◆ TASK STATEMENT:
Search the listing below for the string "Gwardya" and copy every line where it occurs.

◆ RECORDS SUPPLIED:

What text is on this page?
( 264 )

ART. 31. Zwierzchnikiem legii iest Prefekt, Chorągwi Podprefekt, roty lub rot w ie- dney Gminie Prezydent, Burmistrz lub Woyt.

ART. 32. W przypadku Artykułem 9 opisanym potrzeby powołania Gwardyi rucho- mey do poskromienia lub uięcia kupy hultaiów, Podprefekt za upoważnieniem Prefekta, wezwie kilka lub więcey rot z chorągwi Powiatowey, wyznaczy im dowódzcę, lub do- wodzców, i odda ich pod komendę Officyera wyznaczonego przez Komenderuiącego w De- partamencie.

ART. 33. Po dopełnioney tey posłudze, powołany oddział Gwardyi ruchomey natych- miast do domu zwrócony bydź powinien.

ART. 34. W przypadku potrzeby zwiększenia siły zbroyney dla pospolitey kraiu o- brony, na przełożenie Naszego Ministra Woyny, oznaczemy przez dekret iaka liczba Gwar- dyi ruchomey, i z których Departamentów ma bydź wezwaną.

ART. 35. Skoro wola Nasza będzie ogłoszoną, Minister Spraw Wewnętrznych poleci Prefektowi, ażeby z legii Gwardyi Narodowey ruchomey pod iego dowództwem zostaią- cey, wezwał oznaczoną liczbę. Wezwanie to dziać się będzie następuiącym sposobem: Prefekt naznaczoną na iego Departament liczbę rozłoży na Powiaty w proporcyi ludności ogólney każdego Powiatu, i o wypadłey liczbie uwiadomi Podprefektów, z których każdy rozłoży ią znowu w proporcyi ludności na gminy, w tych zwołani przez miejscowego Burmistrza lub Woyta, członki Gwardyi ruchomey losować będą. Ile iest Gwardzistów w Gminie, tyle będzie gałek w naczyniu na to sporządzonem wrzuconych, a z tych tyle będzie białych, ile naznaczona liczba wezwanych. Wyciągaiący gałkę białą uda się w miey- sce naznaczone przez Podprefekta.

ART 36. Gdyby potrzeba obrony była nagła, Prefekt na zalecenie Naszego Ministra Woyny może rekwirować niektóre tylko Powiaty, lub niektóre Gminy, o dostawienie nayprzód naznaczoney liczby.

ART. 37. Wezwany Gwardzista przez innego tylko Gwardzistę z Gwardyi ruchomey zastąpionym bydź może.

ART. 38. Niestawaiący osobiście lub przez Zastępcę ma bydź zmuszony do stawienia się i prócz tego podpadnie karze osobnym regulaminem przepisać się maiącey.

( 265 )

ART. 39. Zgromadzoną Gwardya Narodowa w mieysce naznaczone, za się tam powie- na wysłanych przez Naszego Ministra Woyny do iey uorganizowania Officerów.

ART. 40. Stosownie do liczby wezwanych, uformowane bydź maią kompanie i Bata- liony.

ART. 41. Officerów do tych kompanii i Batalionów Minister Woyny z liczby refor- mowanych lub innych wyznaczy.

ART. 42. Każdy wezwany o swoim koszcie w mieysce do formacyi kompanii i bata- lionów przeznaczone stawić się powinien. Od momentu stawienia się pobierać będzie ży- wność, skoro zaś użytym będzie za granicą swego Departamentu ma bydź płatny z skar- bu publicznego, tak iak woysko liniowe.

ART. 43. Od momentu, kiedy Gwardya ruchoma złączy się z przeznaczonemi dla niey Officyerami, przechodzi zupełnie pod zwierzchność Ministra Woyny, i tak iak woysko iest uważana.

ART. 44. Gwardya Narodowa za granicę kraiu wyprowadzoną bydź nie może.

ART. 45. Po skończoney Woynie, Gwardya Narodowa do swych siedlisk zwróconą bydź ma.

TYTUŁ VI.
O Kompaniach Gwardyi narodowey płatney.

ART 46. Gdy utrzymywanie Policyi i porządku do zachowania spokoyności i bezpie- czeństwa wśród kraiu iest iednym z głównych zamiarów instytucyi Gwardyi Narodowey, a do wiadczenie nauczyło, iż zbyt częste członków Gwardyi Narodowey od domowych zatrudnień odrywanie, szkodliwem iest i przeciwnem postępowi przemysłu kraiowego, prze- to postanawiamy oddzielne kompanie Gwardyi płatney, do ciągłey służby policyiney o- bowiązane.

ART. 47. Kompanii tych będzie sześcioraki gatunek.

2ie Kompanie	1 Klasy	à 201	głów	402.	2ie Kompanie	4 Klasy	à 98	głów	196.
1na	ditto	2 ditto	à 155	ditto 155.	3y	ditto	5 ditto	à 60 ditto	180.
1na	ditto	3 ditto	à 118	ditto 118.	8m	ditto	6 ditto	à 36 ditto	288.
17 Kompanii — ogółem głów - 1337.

==

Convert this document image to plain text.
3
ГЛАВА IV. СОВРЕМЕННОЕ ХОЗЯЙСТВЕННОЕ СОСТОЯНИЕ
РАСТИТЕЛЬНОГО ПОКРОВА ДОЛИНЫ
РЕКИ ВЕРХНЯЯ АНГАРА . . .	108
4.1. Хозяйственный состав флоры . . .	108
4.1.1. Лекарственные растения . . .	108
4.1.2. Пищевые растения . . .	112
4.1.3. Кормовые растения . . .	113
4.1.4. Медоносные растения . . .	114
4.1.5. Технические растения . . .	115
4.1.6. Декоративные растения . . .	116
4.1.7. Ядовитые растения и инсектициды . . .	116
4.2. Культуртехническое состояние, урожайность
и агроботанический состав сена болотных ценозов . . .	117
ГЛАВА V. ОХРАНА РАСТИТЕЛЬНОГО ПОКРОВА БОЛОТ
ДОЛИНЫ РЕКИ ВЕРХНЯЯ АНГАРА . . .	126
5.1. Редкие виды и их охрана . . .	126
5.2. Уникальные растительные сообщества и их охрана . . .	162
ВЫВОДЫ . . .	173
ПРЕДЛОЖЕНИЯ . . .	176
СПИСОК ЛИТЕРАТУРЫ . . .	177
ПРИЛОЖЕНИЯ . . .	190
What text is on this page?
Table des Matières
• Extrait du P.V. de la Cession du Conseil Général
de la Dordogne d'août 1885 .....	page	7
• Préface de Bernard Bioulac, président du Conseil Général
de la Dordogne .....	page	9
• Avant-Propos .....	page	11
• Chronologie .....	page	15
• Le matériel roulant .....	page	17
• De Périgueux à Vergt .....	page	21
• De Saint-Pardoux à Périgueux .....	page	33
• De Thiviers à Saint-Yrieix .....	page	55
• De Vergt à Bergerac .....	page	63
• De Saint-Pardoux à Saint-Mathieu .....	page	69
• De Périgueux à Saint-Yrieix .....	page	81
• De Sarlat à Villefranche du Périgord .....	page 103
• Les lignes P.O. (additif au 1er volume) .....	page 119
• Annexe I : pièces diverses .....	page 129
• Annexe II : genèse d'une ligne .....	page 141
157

--

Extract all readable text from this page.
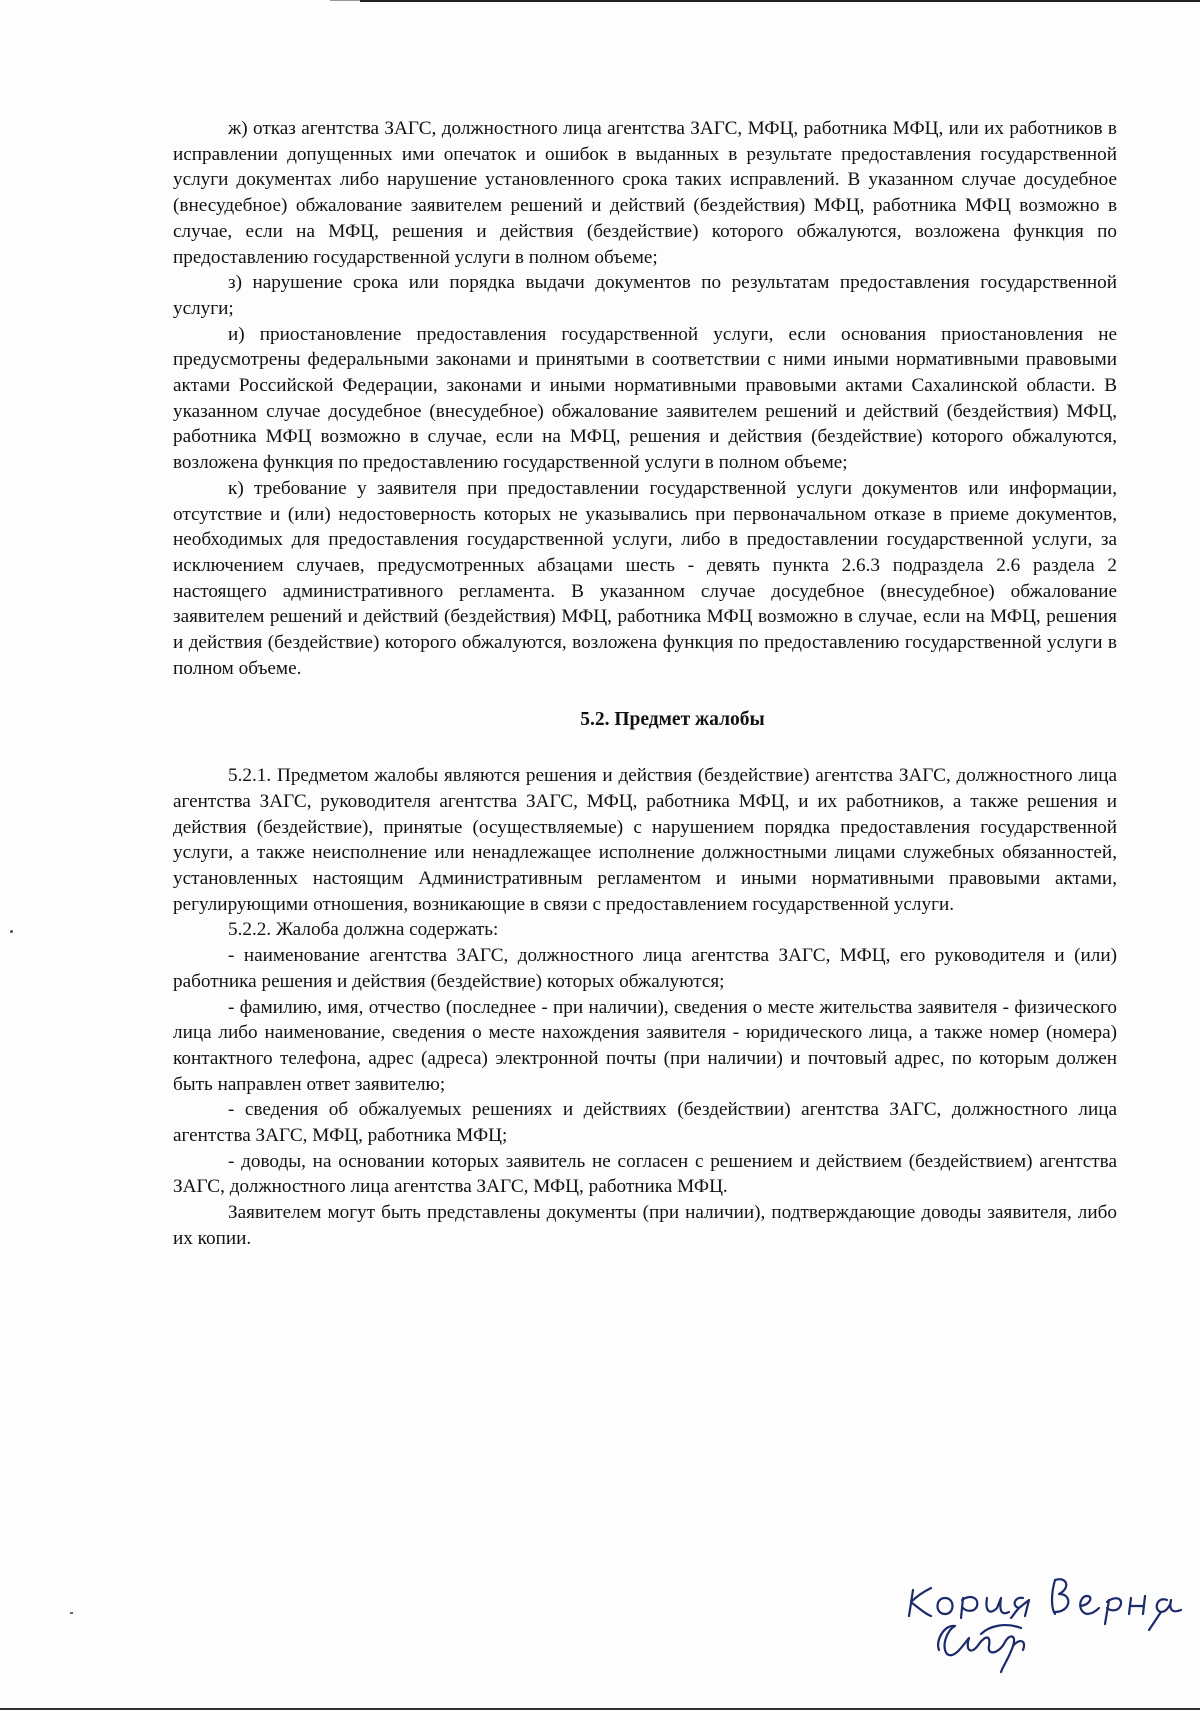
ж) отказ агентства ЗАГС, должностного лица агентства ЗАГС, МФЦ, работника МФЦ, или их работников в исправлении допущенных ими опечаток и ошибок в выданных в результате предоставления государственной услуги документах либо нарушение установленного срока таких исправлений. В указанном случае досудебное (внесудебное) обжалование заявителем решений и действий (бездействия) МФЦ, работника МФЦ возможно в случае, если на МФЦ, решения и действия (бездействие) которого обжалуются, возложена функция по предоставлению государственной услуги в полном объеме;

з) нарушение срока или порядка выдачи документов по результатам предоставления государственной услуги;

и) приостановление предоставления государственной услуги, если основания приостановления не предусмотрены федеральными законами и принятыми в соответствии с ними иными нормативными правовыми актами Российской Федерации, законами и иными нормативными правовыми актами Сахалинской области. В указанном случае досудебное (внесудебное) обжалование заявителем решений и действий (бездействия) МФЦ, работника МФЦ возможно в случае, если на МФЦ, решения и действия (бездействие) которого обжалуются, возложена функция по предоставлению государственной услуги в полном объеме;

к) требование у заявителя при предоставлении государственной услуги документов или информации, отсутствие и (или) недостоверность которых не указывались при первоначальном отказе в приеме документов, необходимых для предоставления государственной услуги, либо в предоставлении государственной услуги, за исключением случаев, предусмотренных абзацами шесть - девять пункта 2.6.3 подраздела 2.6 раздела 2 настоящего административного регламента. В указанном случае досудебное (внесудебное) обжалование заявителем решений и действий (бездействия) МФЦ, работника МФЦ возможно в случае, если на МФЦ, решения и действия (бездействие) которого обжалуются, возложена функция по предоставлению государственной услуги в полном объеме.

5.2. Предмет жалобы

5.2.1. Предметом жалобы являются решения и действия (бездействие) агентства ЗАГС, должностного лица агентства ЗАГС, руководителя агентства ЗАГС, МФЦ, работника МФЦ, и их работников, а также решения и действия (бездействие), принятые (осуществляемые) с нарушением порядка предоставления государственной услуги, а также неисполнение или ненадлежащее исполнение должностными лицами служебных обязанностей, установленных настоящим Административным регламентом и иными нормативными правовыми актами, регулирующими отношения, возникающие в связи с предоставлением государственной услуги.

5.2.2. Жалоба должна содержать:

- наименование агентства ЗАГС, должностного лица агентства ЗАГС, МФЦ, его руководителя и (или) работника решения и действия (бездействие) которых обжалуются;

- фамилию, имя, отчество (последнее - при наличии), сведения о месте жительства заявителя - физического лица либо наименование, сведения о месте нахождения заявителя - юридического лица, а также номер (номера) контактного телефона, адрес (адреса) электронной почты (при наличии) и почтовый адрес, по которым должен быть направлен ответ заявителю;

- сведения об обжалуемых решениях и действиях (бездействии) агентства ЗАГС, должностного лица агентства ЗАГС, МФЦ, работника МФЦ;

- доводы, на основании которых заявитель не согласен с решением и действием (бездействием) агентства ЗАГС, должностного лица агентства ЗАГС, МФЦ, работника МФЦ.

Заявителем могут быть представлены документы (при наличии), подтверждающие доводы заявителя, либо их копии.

◆ COMPLETE OUTPUT:
ART. 39. Zgromadzoną Gwardya Narodowa w mieysce naznaczone, za się tam powie- na wysłanych przez Naszego Ministra Woyny do iey uorganizowania Officerów.
ART. 43. Od momentu, kiedy Gwardya ruchoma złączy się z przeznaczonemi dla niey Officyerami, przechodzi zupełnie pod zwierzchność Ministra Woyny, i tak iak woysko iest uważana.
ART. 44. Gwardya Narodowa za granicę kraiu wyprowadzoną bydź nie może.
ART. 45. Po skończoney Woynie, Gwardya Narodowa do swych siedlisk zwróconą bydź ma.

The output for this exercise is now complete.